• **Short task**
Gather, from the data below, each line in which the word "campus" occurs.

Data entries for graphics:
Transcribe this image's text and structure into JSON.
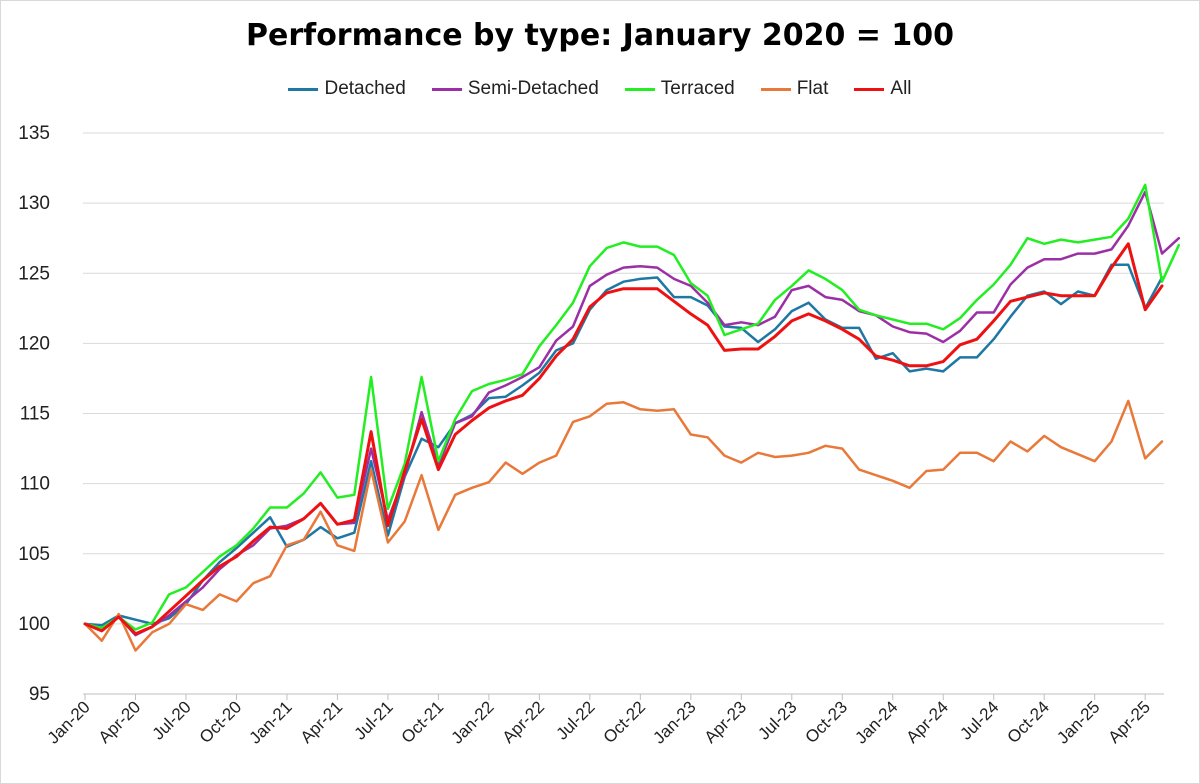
{
  "chart_data": {
    "type": "line",
    "title": "Performance by type: January 2020 = 100",
    "xlabel": "",
    "ylabel": "",
    "ylim": [
      95,
      135
    ],
    "yticks": [
      95,
      100,
      105,
      110,
      115,
      120,
      125,
      130,
      135
    ],
    "grid": "y",
    "legend": "top-center",
    "x_tick_labels": [
      "Jan-20",
      "Apr-20",
      "Jul-20",
      "Oct-20",
      "Jan-21",
      "Apr-21",
      "Jul-21",
      "Oct-21",
      "Jan-22",
      "Apr-22",
      "Jul-22",
      "Oct-22",
      "Jan-23",
      "Apr-23",
      "Jul-23",
      "Oct-23",
      "Jan-24",
      "Apr-24",
      "Jul-24",
      "Oct-24",
      "Jan-25",
      "Apr-25"
    ],
    "series": [
      {
        "name": "Detached",
        "color": "#1f77a4",
        "values": [
          100,
          99.9,
          100.6,
          100.3,
          100.0,
          100.4,
          101.4,
          103.1,
          104.4,
          105.4,
          106.5,
          107.6,
          105.5,
          106.0,
          106.9,
          106.1,
          106.5,
          111.6,
          106.3,
          110.5,
          113.2,
          112.6,
          114.3,
          114.9,
          116.1,
          116.2,
          117.0,
          117.9,
          119.5,
          120.0,
          122.4,
          123.8,
          124.4,
          124.6,
          124.7,
          123.3,
          123.3,
          122.7,
          121.2,
          121.1,
          120.1,
          121.0,
          122.3,
          122.9,
          121.7,
          121.1,
          121.1,
          118.9,
          119.3,
          118.0,
          118.2,
          118.0,
          119.0,
          119.0,
          120.3,
          121.9,
          123.4,
          123.7,
          122.8,
          123.7,
          123.4,
          125.6,
          125.6,
          122.5,
          124.7
        ]
      },
      {
        "name": "Semi-Detached",
        "color": "#9b30a6",
        "values": [
          100,
          99.6,
          100.5,
          99.2,
          99.8,
          100.6,
          101.6,
          102.6,
          103.9,
          104.9,
          105.6,
          106.8,
          107.0,
          107.5,
          108.6,
          107.1,
          107.2,
          112.5,
          107.4,
          110.6,
          115.1,
          111.3,
          114.3,
          114.8,
          116.5,
          117.0,
          117.6,
          118.3,
          120.2,
          121.2,
          124.1,
          124.9,
          125.4,
          125.5,
          125.4,
          124.6,
          124.1,
          122.9,
          121.3,
          121.5,
          121.3,
          121.9,
          123.8,
          124.1,
          123.3,
          123.1,
          122.3,
          122.0,
          121.2,
          120.8,
          120.7,
          120.1,
          120.9,
          122.2,
          122.2,
          124.2,
          125.4,
          126.0,
          126.0,
          126.4,
          126.4,
          126.7,
          128.4,
          130.8,
          126.4,
          127.5
        ]
      },
      {
        "name": "Terraced",
        "color": "#22ee22",
        "values": [
          100,
          99.7,
          100.5,
          99.6,
          100.1,
          102.1,
          102.6,
          103.7,
          104.8,
          105.6,
          106.8,
          108.3,
          108.3,
          109.3,
          110.8,
          109.0,
          109.2,
          117.6,
          108.2,
          111.4,
          117.6,
          111.6,
          114.6,
          116.6,
          117.1,
          117.4,
          117.8,
          119.8,
          121.3,
          122.9,
          125.5,
          126.8,
          127.2,
          126.9,
          126.9,
          126.3,
          124.3,
          123.4,
          120.6,
          121.0,
          121.4,
          123.1,
          124.1,
          125.2,
          124.6,
          123.8,
          122.4,
          122.0,
          121.7,
          121.4,
          121.4,
          121.0,
          121.8,
          123.1,
          124.2,
          125.6,
          127.5,
          127.1,
          127.4,
          127.2,
          127.4,
          127.6,
          128.9,
          131.3,
          124.4,
          127.0
        ]
      },
      {
        "name": "Flat",
        "color": "#e8793a",
        "values": [
          100,
          98.8,
          100.7,
          98.1,
          99.4,
          100.0,
          101.4,
          101.0,
          102.1,
          101.6,
          102.9,
          103.4,
          105.6,
          106.0,
          108.0,
          105.6,
          105.2,
          111.0,
          105.8,
          107.3,
          110.6,
          106.7,
          109.2,
          109.7,
          110.1,
          111.5,
          110.7,
          111.5,
          112.0,
          114.4,
          114.8,
          115.7,
          115.8,
          115.3,
          115.2,
          115.3,
          113.5,
          113.3,
          112.0,
          111.5,
          112.2,
          111.9,
          112.0,
          112.2,
          112.7,
          112.5,
          111.0,
          110.6,
          110.2,
          109.7,
          110.9,
          111.0,
          112.2,
          112.2,
          111.6,
          113.0,
          112.3,
          113.4,
          112.6,
          112.1,
          111.6,
          113.0,
          115.9,
          111.8,
          113.0
        ]
      },
      {
        "name": "All",
        "color": "#ee1111",
        "values": [
          100,
          99.5,
          100.5,
          99.3,
          99.8,
          100.9,
          102.0,
          103.1,
          104.1,
          104.8,
          105.9,
          106.9,
          106.8,
          107.5,
          108.6,
          107.1,
          107.4,
          113.7,
          107.0,
          110.9,
          114.6,
          111.0,
          113.5,
          114.5,
          115.4,
          115.9,
          116.3,
          117.5,
          119.1,
          120.3,
          122.6,
          123.6,
          123.9,
          123.9,
          123.9,
          123.0,
          122.1,
          121.3,
          119.5,
          119.6,
          119.6,
          120.5,
          121.6,
          122.1,
          121.6,
          121.0,
          120.3,
          119.1,
          118.8,
          118.4,
          118.4,
          118.7,
          119.9,
          120.3,
          121.6,
          123.0,
          123.3,
          123.6,
          123.4,
          123.4,
          123.4,
          125.4,
          127.1,
          122.4,
          124.1
        ]
      }
    ]
  }
}
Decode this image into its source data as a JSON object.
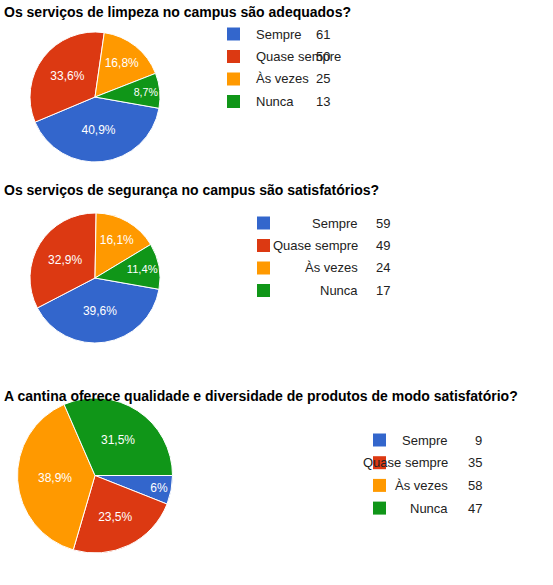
{
  "chart_data": [
    {
      "type": "pie",
      "title": "Os serviços de limpeza no campus são adequados?",
      "categories": [
        "Sempre",
        "Quase sempre",
        "Às vezes",
        "Nunca"
      ],
      "values": [
        40.9,
        33.6,
        16.8,
        8.7
      ],
      "value_labels": [
        "40,9%",
        "33,6%",
        "16,8%",
        "8,7%"
      ],
      "counts": [
        61,
        50,
        25,
        13
      ],
      "colors": [
        "#3366cc",
        "#dc3912",
        "#ff9900",
        "#109618"
      ],
      "data_labels": true
    },
    {
      "type": "pie",
      "title": "Os serviços de segurança no campus são satisfatórios?",
      "categories": [
        "Sempre",
        "Quase sempre",
        "Às vezes",
        "Nunca"
      ],
      "values": [
        39.6,
        32.9,
        16.1,
        11.4
      ],
      "value_labels": [
        "39,6%",
        "32,9%",
        "16,1%",
        "11,4%"
      ],
      "counts": [
        59,
        49,
        24,
        17
      ],
      "colors": [
        "#3366cc",
        "#dc3912",
        "#ff9900",
        "#109618"
      ],
      "data_labels": true
    },
    {
      "type": "pie",
      "title": "A cantina oferece qualidade e diversidade de produtos de modo satisfatório?",
      "categories": [
        "Sempre",
        "Quase sempre",
        "Às vezes",
        "Nunca"
      ],
      "values": [
        6,
        23.5,
        38.9,
        31.5
      ],
      "value_labels": [
        "6%",
        "23,5%",
        "38,9%",
        "31,5%"
      ],
      "counts": [
        9,
        35,
        58,
        47
      ],
      "colors": [
        "#3366cc",
        "#dc3912",
        "#ff9900",
        "#109618"
      ],
      "data_labels": true
    }
  ]
}
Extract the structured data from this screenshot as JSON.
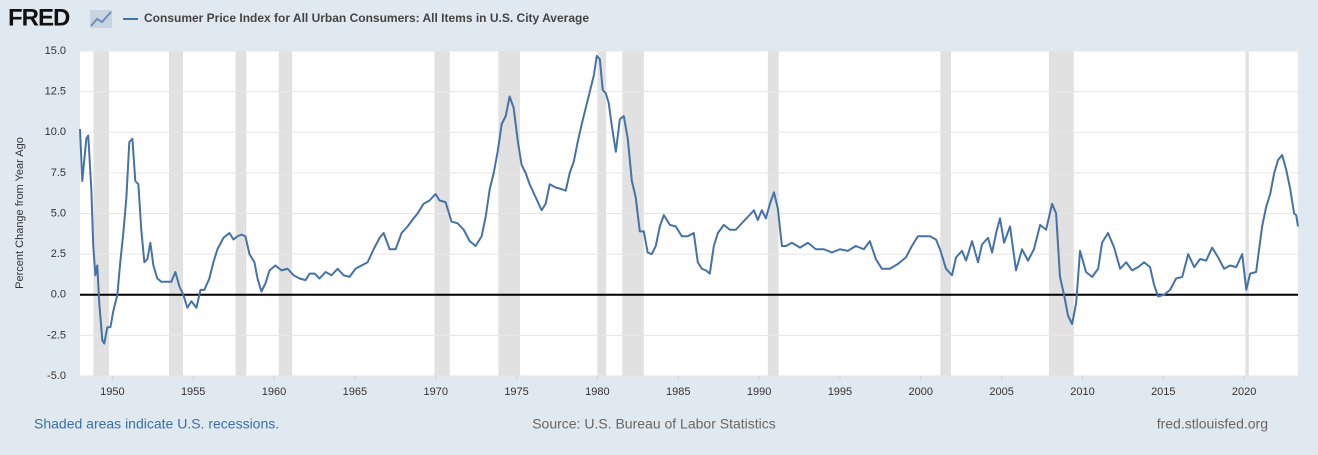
{
  "chart_data": {
    "type": "line",
    "logo": "FRED",
    "ylabel": "Percent Change from Year Ago",
    "footer_left": "Shaded areas indicate U.S. recessions.",
    "source": "Source: U.S. Bureau of Labor Statistics",
    "footer_right": "fred.stlouisfed.org",
    "xlim": [
      1948,
      2023.33
    ],
    "ylim": [
      -5,
      15
    ],
    "xticks": [
      1950,
      1955,
      1960,
      1965,
      1970,
      1975,
      1980,
      1985,
      1990,
      1995,
      2000,
      2005,
      2010,
      2015,
      2020
    ],
    "yticks": [
      {
        "value": -5,
        "label": "-5.0"
      },
      -2.5,
      {
        "value": 0,
        "label": "0.0"
      },
      2.5,
      {
        "value": 5,
        "label": "5.0"
      },
      7.5,
      {
        "value": 10,
        "label": "10.0"
      },
      12.5,
      {
        "value": 15,
        "label": "15.0"
      }
    ],
    "grid": true,
    "recession_color": "#e1e1e1",
    "recessions": [
      [
        1948.83,
        1949.79
      ],
      [
        1953.5,
        1954.37
      ],
      [
        1957.62,
        1958.29
      ],
      [
        1960.29,
        1961.12
      ],
      [
        1969.92,
        1970.87
      ],
      [
        1973.87,
        1975.21
      ],
      [
        1980.0,
        1980.54
      ],
      [
        1981.54,
        1982.87
      ],
      [
        1990.54,
        1991.21
      ],
      [
        2001.21,
        2001.87
      ],
      [
        2007.92,
        2009.46
      ],
      [
        2020.08,
        2020.29
      ]
    ],
    "x": [
      1948.0,
      1948.14,
      1948.39,
      1948.51,
      1948.7,
      1948.82,
      1948.95,
      1949.07,
      1949.19,
      1949.38,
      1949.5,
      1949.69,
      1949.88,
      1950.06,
      1950.31,
      1950.49,
      1950.68,
      1950.87,
      1951.05,
      1951.24,
      1951.42,
      1951.61,
      1951.79,
      1951.98,
      1952.17,
      1952.35,
      1952.54,
      1952.78,
      1953.03,
      1953.4,
      1953.65,
      1953.9,
      1954.15,
      1954.39,
      1954.64,
      1954.89,
      1955.2,
      1955.45,
      1955.69,
      1956.0,
      1956.25,
      1956.5,
      1956.87,
      1957.24,
      1957.49,
      1957.74,
      1957.98,
      1958.23,
      1958.48,
      1958.79,
      1958.98,
      1959.22,
      1959.47,
      1959.72,
      1960.09,
      1960.46,
      1960.84,
      1961.21,
      1961.58,
      1961.95,
      1962.2,
      1962.51,
      1962.81,
      1963.19,
      1963.56,
      1963.93,
      1964.3,
      1964.67,
      1965.04,
      1965.41,
      1965.79,
      1966.16,
      1966.53,
      1966.78,
      1967.15,
      1967.52,
      1967.89,
      1968.26,
      1968.63,
      1968.88,
      1969.25,
      1969.62,
      1969.99,
      1970.24,
      1970.61,
      1970.98,
      1971.35,
      1971.73,
      1972.1,
      1972.47,
      1972.84,
      1973.09,
      1973.34,
      1973.59,
      1973.83,
      1974.08,
      1974.33,
      1974.57,
      1974.82,
      1975.07,
      1975.31,
      1975.56,
      1975.81,
      1976.18,
      1976.55,
      1976.8,
      1977.05,
      1977.42,
      1977.79,
      1978.04,
      1978.29,
      1978.54,
      1978.78,
      1979.03,
      1979.28,
      1979.53,
      1979.78,
      1979.96,
      1980.15,
      1980.33,
      1980.52,
      1980.7,
      1980.89,
      1981.14,
      1981.39,
      1981.63,
      1981.88,
      1982.13,
      1982.37,
      1982.62,
      1982.87,
      1983.11,
      1983.36,
      1983.61,
      1983.86,
      1984.11,
      1984.48,
      1984.85,
      1985.22,
      1985.59,
      1985.96,
      1986.21,
      1986.46,
      1986.71,
      1986.95,
      1987.2,
      1987.45,
      1987.82,
      1988.19,
      1988.56,
      1988.93,
      1989.31,
      1989.68,
      1989.92,
      1990.17,
      1990.42,
      1990.67,
      1990.92,
      1991.16,
      1991.41,
      1991.66,
      1992.03,
      1992.53,
      1993.02,
      1993.51,
      1994.01,
      1994.5,
      1995.0,
      1995.49,
      1995.98,
      1996.48,
      1996.85,
      1997.22,
      1997.59,
      1998.09,
      1998.59,
      1999.08,
      1999.45,
      1999.82,
      2000.2,
      2000.57,
      2000.94,
      2001.19,
      2001.56,
      2001.93,
      2002.18,
      2002.55,
      2002.8,
      2003.17,
      2003.54,
      2003.79,
      2004.16,
      2004.41,
      2004.66,
      2004.9,
      2005.15,
      2005.52,
      2005.89,
      2006.26,
      2006.63,
      2007.0,
      2007.38,
      2007.75,
      2008.12,
      2008.37,
      2008.61,
      2008.86,
      2009.11,
      2009.36,
      2009.61,
      2009.85,
      2010.22,
      2010.6,
      2010.97,
      2011.21,
      2011.58,
      2011.96,
      2012.33,
      2012.7,
      2013.07,
      2013.44,
      2013.81,
      2014.18,
      2014.43,
      2014.68,
      2015.05,
      2015.42,
      2015.79,
      2016.17,
      2016.54,
      2016.91,
      2017.28,
      2017.65,
      2018.02,
      2018.39,
      2018.76,
      2019.13,
      2019.51,
      2019.88,
      2020.13,
      2020.37,
      2020.74,
      2021.11,
      2021.36,
      2021.61,
      2021.86,
      2022.1,
      2022.35,
      2022.6,
      2022.85,
      2023.09,
      2023.22,
      2023.33
    ],
    "series": [
      {
        "name": "Consumer Price Index for All Urban Consumers: All Items in U.S. City Average",
        "color": "#4572a7",
        "values": [
          10.2,
          7.0,
          9.6,
          9.8,
          6.5,
          3.0,
          1.2,
          1.8,
          -0.5,
          -2.8,
          -3.0,
          -2.0,
          -2.0,
          -1.0,
          0.0,
          2.0,
          3.8,
          6.0,
          9.4,
          9.6,
          7.0,
          6.8,
          4.0,
          2.0,
          2.2,
          3.2,
          1.8,
          1.0,
          0.8,
          0.8,
          0.8,
          1.4,
          0.5,
          0.0,
          -0.8,
          -0.4,
          -0.8,
          0.3,
          0.3,
          1.0,
          2.0,
          2.8,
          3.5,
          3.8,
          3.4,
          3.6,
          3.7,
          3.6,
          2.5,
          2.0,
          1.0,
          0.2,
          0.7,
          1.5,
          1.8,
          1.5,
          1.6,
          1.2,
          1.0,
          0.9,
          1.3,
          1.3,
          1.0,
          1.4,
          1.2,
          1.6,
          1.2,
          1.1,
          1.6,
          1.8,
          2.0,
          2.8,
          3.5,
          3.8,
          2.8,
          2.8,
          3.8,
          4.2,
          4.7,
          5.0,
          5.6,
          5.8,
          6.2,
          5.8,
          5.7,
          4.5,
          4.4,
          4.0,
          3.3,
          3.0,
          3.6,
          4.8,
          6.5,
          7.5,
          8.8,
          10.5,
          11.0,
          12.2,
          11.5,
          9.5,
          8.0,
          7.5,
          6.8,
          6.0,
          5.2,
          5.6,
          6.8,
          6.6,
          6.5,
          6.4,
          7.5,
          8.2,
          9.4,
          10.5,
          11.5,
          12.5,
          13.5,
          14.7,
          14.5,
          12.6,
          12.4,
          11.8,
          10.4,
          8.8,
          10.8,
          11.0,
          9.6,
          7.0,
          6.0,
          3.9,
          3.9,
          2.6,
          2.5,
          3.0,
          4.2,
          4.9,
          4.3,
          4.2,
          3.6,
          3.6,
          3.8,
          2.0,
          1.6,
          1.5,
          1.3,
          3.0,
          3.8,
          4.3,
          4.0,
          4.0,
          4.4,
          4.8,
          5.2,
          4.6,
          5.2,
          4.7,
          5.6,
          6.3,
          5.3,
          3.0,
          3.0,
          3.2,
          2.9,
          3.2,
          2.8,
          2.8,
          2.6,
          2.8,
          2.7,
          3.0,
          2.8,
          3.3,
          2.2,
          1.6,
          1.6,
          1.9,
          2.3,
          3.0,
          3.6,
          3.6,
          3.6,
          3.4,
          2.8,
          1.6,
          1.2,
          2.3,
          2.7,
          2.1,
          3.3,
          2.0,
          3.1,
          3.5,
          2.6,
          3.8,
          4.7,
          3.2,
          4.2,
          1.5,
          2.8,
          2.1,
          2.8,
          4.3,
          4.0,
          5.6,
          5.0,
          1.1,
          0.0,
          -1.3,
          -1.8,
          -0.5,
          2.7,
          1.4,
          1.1,
          1.6,
          3.2,
          3.8,
          2.9,
          1.6,
          2.0,
          1.5,
          1.7,
          2.0,
          1.7,
          0.6,
          -0.1,
          0.0,
          0.3,
          1.0,
          1.1,
          2.5,
          1.7,
          2.2,
          2.1,
          2.9,
          2.3,
          1.6,
          1.8,
          1.7,
          2.5,
          0.3,
          1.3,
          1.4,
          4.2,
          5.4,
          6.2,
          7.5,
          8.3,
          8.6,
          7.7,
          6.5,
          5.0,
          4.9,
          4.2
        ]
      }
    ]
  }
}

• **Response**
      "title": "Os serviços de limpeza no campus são adequados?",
      "title": "Os serviços de segurança no campus são satisfatórios?",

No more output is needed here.